- [TASK OBJECTIVE] Transcribe all of the material below word for word and leave out its pictures.

━━━ MATERIAL PROVIDED

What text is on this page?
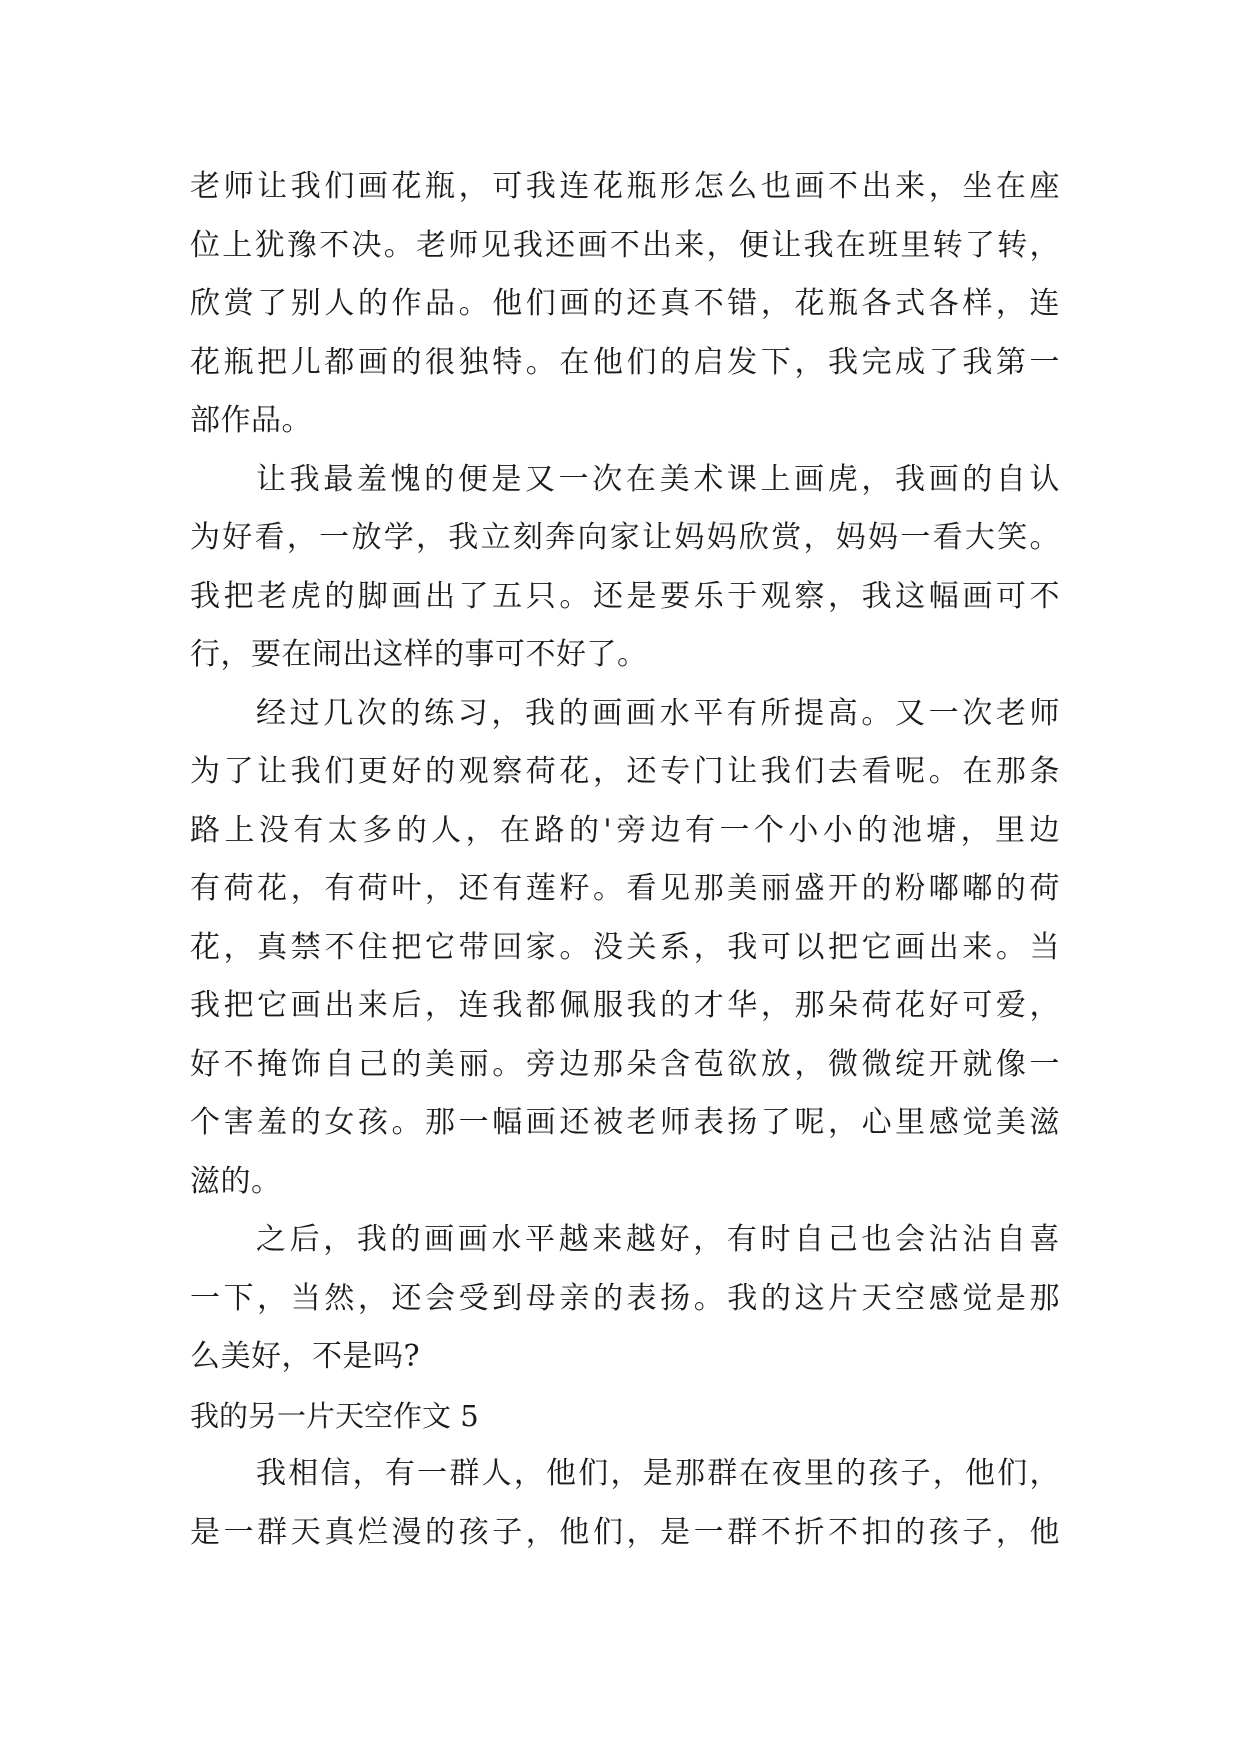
老师让我们画花瓶，可我连花瓶形怎么也画不出来，坐在座
位上犹豫不决。老师见我还画不出来，便让我在班里转了转，
欣赏了别人的作品。他们画的还真不错，花瓶各式各样，连
花瓶把儿都画的很独特。在他们的启发下，我完成了我第一
部作品。
让我最羞愧的便是又一次在美术课上画虎，我画的自认
为好看，一放学，我立刻奔向家让妈妈欣赏，妈妈一看大笑。
我把老虎的脚画出了五只。还是要乐于观察，我这幅画可不
行，要在闹出这样的事可不好了。
经过几次的练习，我的画画水平有所提高。又一次老师
为了让我们更好的观察荷花，还专门让我们去看呢。在那条
路上没有太多的人，在路的'旁边有一个小小的池塘，里边
有荷花，有荷叶，还有莲籽。看见那美丽盛开的粉嘟嘟的荷
花，真禁不住把它带回家。没关系，我可以把它画出来。当
我把它画出来后，连我都佩服我的才华，那朵荷花好可爱，
好不掩饰自己的美丽。旁边那朵含苞欲放，微微绽开就像一
个害羞的女孩。那一幅画还被老师表扬了呢，心里感觉美滋
滋的。
之后，我的画画水平越来越好，有时自己也会沾沾自喜
一下，当然，还会受到母亲的表扬。我的这片天空感觉是那
么美好，不是吗?
我的另一片天空作文 5
我相信，有一群人，他们，是那群在夜里的孩子，他们，
是一群天真烂漫的孩子，他们，是一群不折不扣的孩子，他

━━━━━━

- [RESPONSE TO THIS EXERCISE]
What text is on this page?
老师让我们画花瓶，可我连花瓶形怎么也画不出来，坐在座
位上犹豫不决。老师见我还画不出来，便让我在班里转了转，
欣赏了别人的作品。他们画的还真不错，花瓶各式各样，连
花瓶把儿都画的很独特。在他们的启发下，我完成了我第一
部作品。
让我最羞愧的便是又一次在美术课上画虎，我画的自认
为好看，一放学，我立刻奔向家让妈妈欣赏，妈妈一看大笑。
我把老虎的脚画出了五只。还是要乐于观察，我这幅画可不
行，要在闹出这样的事可不好了。
经过几次的练习，我的画画水平有所提高。又一次老师
为了让我们更好的观察荷花，还专门让我们去看呢。在那条
路上没有太多的人，在路的'旁边有一个小小的池塘，里边
有荷花，有荷叶，还有莲籽。看见那美丽盛开的粉嘟嘟的荷
花，真禁不住把它带回家。没关系，我可以把它画出来。当
我把它画出来后，连我都佩服我的才华，那朵荷花好可爱，
好不掩饰自己的美丽。旁边那朵含苞欲放，微微绽开就像一
个害羞的女孩。那一幅画还被老师表扬了呢，心里感觉美滋
滋的。
之后，我的画画水平越来越好，有时自己也会沾沾自喜
一下，当然，还会受到母亲的表扬。我的这片天空感觉是那
么美好，不是吗?
我的另一片天空作文 5
我相信，有一群人，他们，是那群在夜里的孩子，他们，
是一群天真烂漫的孩子，他们，是一群不折不扣的孩子，他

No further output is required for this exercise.